[Dataset entries]
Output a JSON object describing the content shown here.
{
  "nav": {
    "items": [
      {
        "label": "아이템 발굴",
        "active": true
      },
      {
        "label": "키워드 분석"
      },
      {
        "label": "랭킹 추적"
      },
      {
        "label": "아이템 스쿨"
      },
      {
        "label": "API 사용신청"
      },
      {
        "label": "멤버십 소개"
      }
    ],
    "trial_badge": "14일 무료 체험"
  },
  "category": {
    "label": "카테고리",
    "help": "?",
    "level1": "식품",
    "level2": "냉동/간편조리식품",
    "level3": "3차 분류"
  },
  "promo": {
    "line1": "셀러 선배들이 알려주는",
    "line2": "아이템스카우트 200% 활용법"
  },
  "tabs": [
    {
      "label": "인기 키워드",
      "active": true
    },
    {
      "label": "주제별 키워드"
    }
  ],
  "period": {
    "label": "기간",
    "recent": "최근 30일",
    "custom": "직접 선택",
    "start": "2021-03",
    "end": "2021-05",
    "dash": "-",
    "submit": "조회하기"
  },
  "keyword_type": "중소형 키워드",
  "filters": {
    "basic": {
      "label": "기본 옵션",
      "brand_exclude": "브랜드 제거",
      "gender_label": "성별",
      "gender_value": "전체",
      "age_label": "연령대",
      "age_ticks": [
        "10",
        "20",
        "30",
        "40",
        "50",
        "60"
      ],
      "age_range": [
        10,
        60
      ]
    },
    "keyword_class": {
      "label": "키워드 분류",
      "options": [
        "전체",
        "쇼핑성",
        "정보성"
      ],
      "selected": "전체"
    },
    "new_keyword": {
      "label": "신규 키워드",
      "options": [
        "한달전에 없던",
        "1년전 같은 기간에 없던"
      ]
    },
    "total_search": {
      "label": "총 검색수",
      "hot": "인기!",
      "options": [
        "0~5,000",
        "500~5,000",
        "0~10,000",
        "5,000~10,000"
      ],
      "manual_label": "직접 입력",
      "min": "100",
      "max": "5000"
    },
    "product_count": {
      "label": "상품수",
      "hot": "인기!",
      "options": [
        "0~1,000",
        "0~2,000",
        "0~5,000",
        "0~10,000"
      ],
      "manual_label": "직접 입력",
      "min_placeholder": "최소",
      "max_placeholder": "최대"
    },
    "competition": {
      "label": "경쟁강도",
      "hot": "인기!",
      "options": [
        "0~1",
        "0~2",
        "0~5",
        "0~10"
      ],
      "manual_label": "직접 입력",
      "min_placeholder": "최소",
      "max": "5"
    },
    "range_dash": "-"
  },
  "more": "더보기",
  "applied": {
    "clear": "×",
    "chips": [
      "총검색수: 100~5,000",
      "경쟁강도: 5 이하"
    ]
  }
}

- Task statement
Please repeat the listing exactly, with nothing left out.

- Answer to this problem
Output a JSON object describing the content shown here.
{
  "nav": {
    "items": [
      {
        "label": "아이템 발굴",
        "active": true
      },
      {
        "label": "키워드 분석"
      },
      {
        "label": "랭킹 추적"
      },
      {
        "label": "아이템 스쿨"
      },
      {
        "label": "API 사용신청"
      },
      {
        "label": "멤버십 소개"
      }
    ],
    "trial_badge": "14일 무료 체험"
  },
  "category": {
    "label": "카테고리",
    "help": "?",
    "level1": "식품",
    "level2": "냉동/간편조리식품",
    "level3": "3차 분류"
  },
  "promo": {
    "line1": "셀러 선배들이 알려주는",
    "line2": "아이템스카우트 200% 활용법"
  },
  "tabs": [
    {
      "label": "인기 키워드",
      "active": true
    },
    {
      "label": "주제별 키워드"
    }
  ],
  "period": {
    "label": "기간",
    "recent": "최근 30일",
    "custom": "직접 선택",
    "start": "2021-03",
    "end": "2021-05",
    "dash": "-",
    "submit": "조회하기"
  },
  "keyword_type": "중소형 키워드",
  "filters": {
    "basic": {
      "label": "기본 옵션",
      "brand_exclude": "브랜드 제거",
      "gender_label": "성별",
      "gender_value": "전체",
      "age_label": "연령대",
      "age_ticks": [
        "10",
        "20",
        "30",
        "40",
        "50",
        "60"
      ],
      "age_range": [
        10,
        60
      ]
    },
    "keyword_class": {
      "label": "키워드 분류",
      "options": [
        "전체",
        "쇼핑성",
        "정보성"
      ],
      "selected": "전체"
    },
    "new_keyword": {
      "label": "신규 키워드",
      "options": [
        "한달전에 없던",
        "1년전 같은 기간에 없던"
      ]
    },
    "total_search": {
      "label": "총 검색수",
      "hot": "인기!",
      "options": [
        "0~5,000",
        "500~5,000",
        "0~10,000",
        "5,000~10,000"
      ],
      "manual_label": "직접 입력",
      "min": "100",
      "max": "5000"
    },
    "product_count": {
      "label": "상품수",
      "hot": "인기!",
      "options": [
        "0~1,000",
        "0~2,000",
        "0~5,000",
        "0~10,000"
      ],
      "manual_label": "직접 입력",
      "min_placeholder": "최소",
      "max_placeholder": "최대"
    },
    "competition": {
      "label": "경쟁강도",
      "hot": "인기!",
      "options": [
        "0~1",
        "0~2",
        "0~5",
        "0~10"
      ],
      "manual_label": "직접 입력",
      "min_placeholder": "최소",
      "max": "5"
    },
    "range_dash": "-"
  },
  "more": "더보기",
  "applied": {
    "clear": "×",
    "chips": [
      "총검색수: 100~5,000",
      "경쟁강도: 5 이하"
    ]
  }
}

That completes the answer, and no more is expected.